>> START Information provided

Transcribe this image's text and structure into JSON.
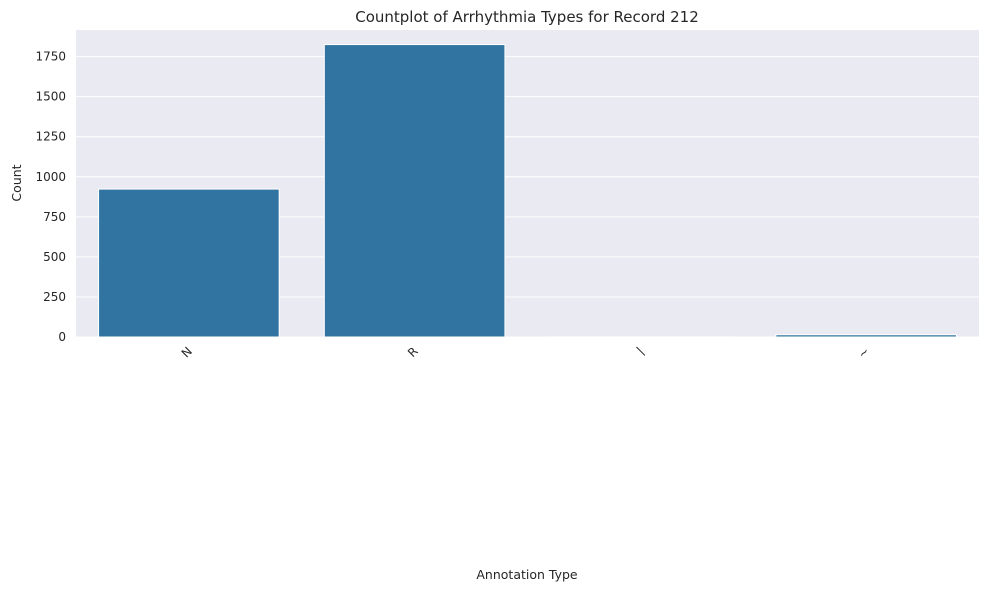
{
  "chart_data": {
    "type": "bar",
    "title": "Countplot of Arrhythmia Types for Record 212",
    "xlabel": "Annotation Type",
    "ylabel": "Count",
    "categories": [
      "N",
      "R",
      "|",
      "~"
    ],
    "values": [
      923,
      1825,
      1,
      14
    ],
    "ylim": [
      0,
      1916
    ],
    "yticks": [
      0,
      250,
      500,
      750,
      1000,
      1250,
      1500,
      1750
    ],
    "grid": true,
    "style": "seaborn-darkgrid",
    "bar_color": "#3274a1",
    "background_color": "#eaeaf2",
    "grid_color": "#ffffff",
    "xtick_rotation_deg": 45
  }
}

>> END Information provided

## Requirement
Write the records out again in full, exactly, and skip every picture.

## Solution to the exercise
Transcribe this image's text and structure into JSON.
{
  "chart_data": {
    "type": "bar",
    "title": "Countplot of Arrhythmia Types for Record 212",
    "xlabel": "Annotation Type",
    "ylabel": "Count",
    "categories": [
      "N",
      "R",
      "|",
      "~"
    ],
    "values": [
      923,
      1825,
      1,
      14
    ],
    "ylim": [
      0,
      1916
    ],
    "yticks": [
      0,
      250,
      500,
      750,
      1000,
      1250,
      1500,
      1750
    ],
    "grid": true,
    "style": "seaborn-darkgrid",
    "bar_color": "#3274a1",
    "background_color": "#eaeaf2",
    "grid_color": "#ffffff",
    "xtick_rotation_deg": 45
  }
}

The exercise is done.